In the following material, identify every line holding the string "olarak" and return it.

──────────────────────────────

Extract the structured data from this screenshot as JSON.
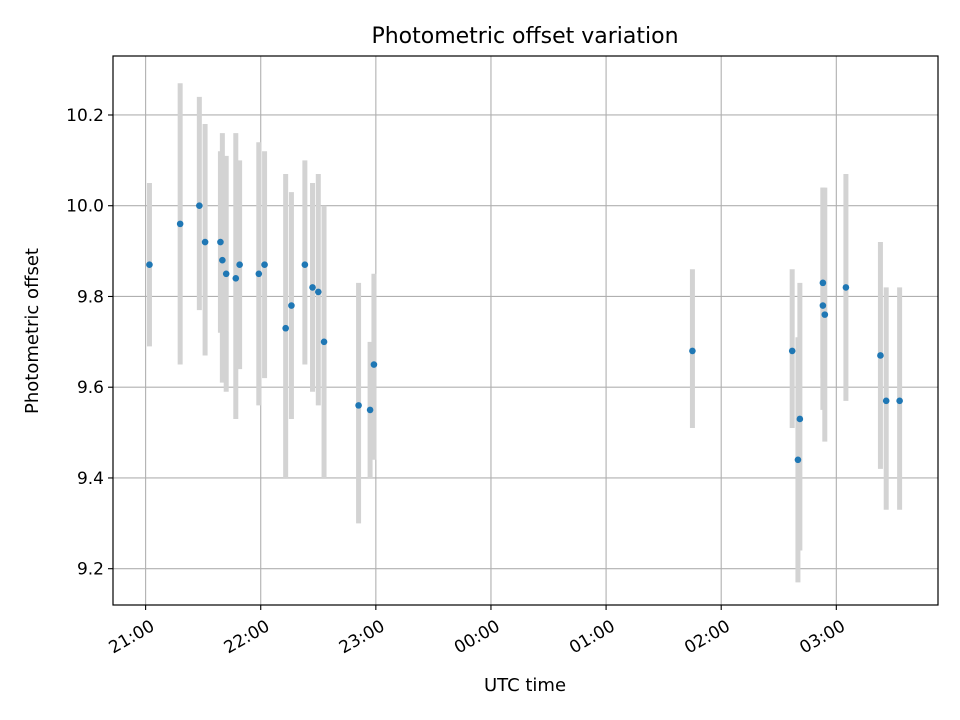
{
  "chart_data": {
    "type": "scatter",
    "title": "Photometric offset variation",
    "xlabel": "UTC time",
    "ylabel": "Photometric offset",
    "xlim": [
      "20:43",
      "03:53"
    ],
    "ylim": [
      9.12,
      10.33
    ],
    "x_ticks": [
      "21:00",
      "22:00",
      "23:00",
      "00:00",
      "01:00",
      "02:00",
      "03:00"
    ],
    "y_ticks": [
      "9.2",
      "9.4",
      "9.6",
      "9.8",
      "10.0",
      "10.2"
    ],
    "grid": true,
    "colors": {
      "point": "#1f77b4",
      "errorbar": "#d3d3d3",
      "grid": "#b0b0b0"
    },
    "points": [
      {
        "x": "21:02",
        "y": 9.87,
        "low": 9.69,
        "high": 10.05
      },
      {
        "x": "21:18",
        "y": 9.96,
        "low": 9.65,
        "high": 10.27
      },
      {
        "x": "21:28",
        "y": 10.0,
        "low": 9.77,
        "high": 10.24
      },
      {
        "x": "21:31",
        "y": 9.92,
        "low": 9.67,
        "high": 10.18
      },
      {
        "x": "21:39",
        "y": 9.92,
        "low": 9.72,
        "high": 10.12
      },
      {
        "x": "21:40",
        "y": 9.88,
        "low": 9.61,
        "high": 10.16
      },
      {
        "x": "21:42",
        "y": 9.85,
        "low": 9.59,
        "high": 10.11
      },
      {
        "x": "21:47",
        "y": 9.84,
        "low": 9.53,
        "high": 10.16
      },
      {
        "x": "21:49",
        "y": 9.87,
        "low": 9.64,
        "high": 10.1
      },
      {
        "x": "21:59",
        "y": 9.85,
        "low": 9.56,
        "high": 10.14
      },
      {
        "x": "22:02",
        "y": 9.87,
        "low": 9.62,
        "high": 10.12
      },
      {
        "x": "22:13",
        "y": 9.73,
        "low": 9.4,
        "high": 10.07
      },
      {
        "x": "22:16",
        "y": 9.78,
        "low": 9.53,
        "high": 10.03
      },
      {
        "x": "22:23",
        "y": 9.87,
        "low": 9.65,
        "high": 10.1
      },
      {
        "x": "22:27",
        "y": 9.82,
        "low": 9.59,
        "high": 10.05
      },
      {
        "x": "22:30",
        "y": 9.81,
        "low": 9.56,
        "high": 10.07
      },
      {
        "x": "22:33",
        "y": 9.7,
        "low": 9.4,
        "high": 10.0
      },
      {
        "x": "22:51",
        "y": 9.56,
        "low": 9.3,
        "high": 9.83
      },
      {
        "x": "22:57",
        "y": 9.55,
        "low": 9.4,
        "high": 9.7
      },
      {
        "x": "22:59",
        "y": 9.65,
        "low": 9.44,
        "high": 9.85
      },
      {
        "x": "01:45",
        "y": 9.68,
        "low": 9.51,
        "high": 9.86
      },
      {
        "x": "02:37",
        "y": 9.68,
        "low": 9.51,
        "high": 9.86
      },
      {
        "x": "02:40",
        "y": 9.44,
        "low": 9.17,
        "high": 9.71
      },
      {
        "x": "02:41",
        "y": 9.53,
        "low": 9.24,
        "high": 9.83
      },
      {
        "x": "02:53",
        "y": 9.83,
        "low": 9.62,
        "high": 10.04
      },
      {
        "x": "02:53",
        "y": 9.78,
        "low": 9.55,
        "high": 10.04
      },
      {
        "x": "02:54",
        "y": 9.76,
        "low": 9.48,
        "high": 10.04
      },
      {
        "x": "03:05",
        "y": 9.82,
        "low": 9.57,
        "high": 10.07
      },
      {
        "x": "03:23",
        "y": 9.67,
        "low": 9.42,
        "high": 9.92
      },
      {
        "x": "03:26",
        "y": 9.57,
        "low": 9.33,
        "high": 9.82
      },
      {
        "x": "03:33",
        "y": 9.57,
        "low": 9.33,
        "high": 9.82
      }
    ]
  }
}
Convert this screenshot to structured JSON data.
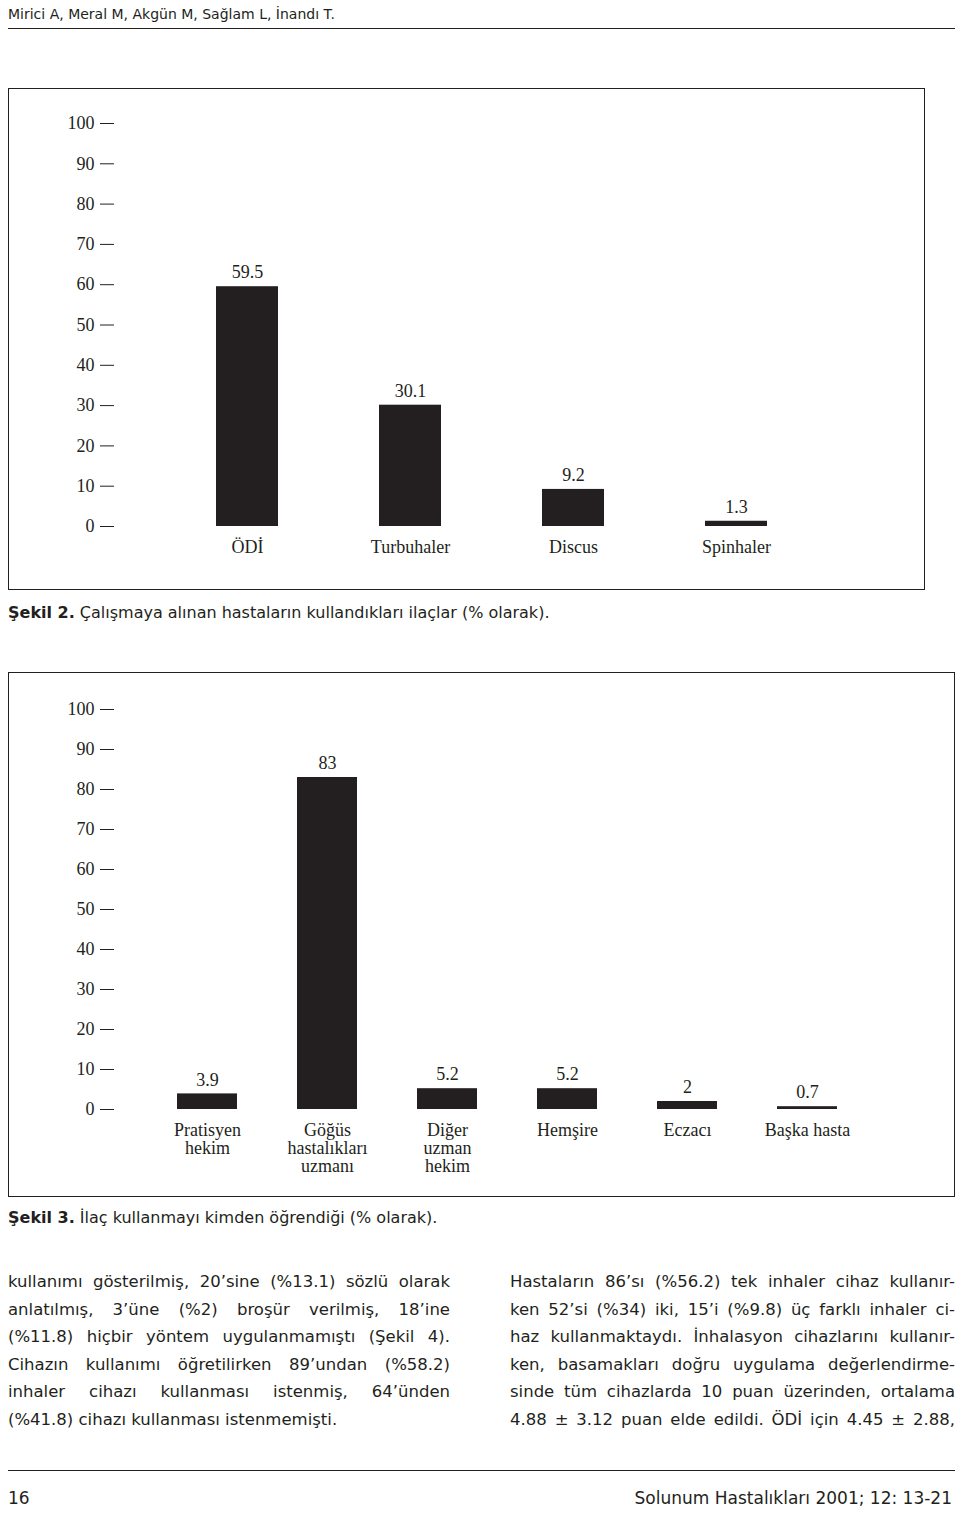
{
  "header": {
    "authors": "Mirici A, Meral M, Akgün M, Sağlam L, İnandı T."
  },
  "chart_data": [
    {
      "type": "bar",
      "title": "Şekil 2. Çalışmaya alınan hastaların kullandıkları ilaçlar (% olarak).",
      "categories": [
        "ÖDİ",
        "Turbuhaler",
        "Discus",
        "Spinhaler"
      ],
      "values": [
        59.5,
        30.1,
        9.2,
        1.3
      ],
      "color": "#231f20",
      "ylim": [
        0,
        100
      ],
      "yticks": [
        0,
        10,
        20,
        30,
        40,
        50,
        60,
        70,
        80,
        90,
        100
      ],
      "grid": false,
      "data_labels": true
    },
    {
      "type": "bar",
      "title": "Şekil 3. İlaç kullanmayı kimden öğrendiği (% olarak).",
      "categories": [
        "Pratisyen\nhekim",
        "Göğüs\nhastalıkları\nuzmanı",
        "Diğer\nuzman\nhekim",
        "Hemşire",
        "Eczacı",
        "Başka hasta"
      ],
      "values": [
        3.9,
        83,
        5.2,
        5.2,
        2,
        0.7
      ],
      "color": "#231f20",
      "ylim": [
        0,
        100
      ],
      "yticks": [
        0,
        10,
        20,
        30,
        40,
        50,
        60,
        70,
        80,
        90,
        100
      ],
      "grid": false,
      "data_labels": true
    }
  ],
  "body": {
    "columns": [
      [
        "kullanımı gösterilmiş, 20’sine (%13.1) sözlü olarak",
        "anlatılmış, 3’üne (%2) broşür verilmiş, 18’ine",
        "(%11.8) hiçbir yöntem uygulanmamıştı (Şekil 4).",
        "Cihazın kullanımı öğretilirken 89’undan (%58.2)",
        "inhaler cihazı kullanması istenmiş, 64’ünden",
        "(%41.8) cihazı kullanması istenmemişti."
      ],
      [
        "Hastaların 86’sı (%56.2) tek inhaler cihaz kullanır-",
        "ken 52’si (%34) iki, 15’i (%9.8) üç farklı inhaler ci-",
        "haz kullanmaktaydı. İnhalasyon cihazlarını kullanır-",
        "ken, basamakları doğru uygulama değerlendirme-",
        "sinde tüm cihazlarda 10 puan üzerinden, ortalama",
        "4.88 ± 3.12 puan elde edildi. ÖDİ için 4.45 ± 2.88,"
      ]
    ]
  },
  "footer": {
    "page": "16",
    "journal": "Solunum Hastalıkları 2001; 12: 13-21"
  }
}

──────────────────────────────

- [Solution to this problem]:
      "title": "Şekil 2. Çalışmaya alınan hastaların kullandıkları ilaçlar (% olarak).",
      "title": "Şekil 3. İlaç kullanmayı kimden öğrendiği (% olarak).",
        "kullanımı gösterilmiş, 20’sine (%13.1) sözlü olarak",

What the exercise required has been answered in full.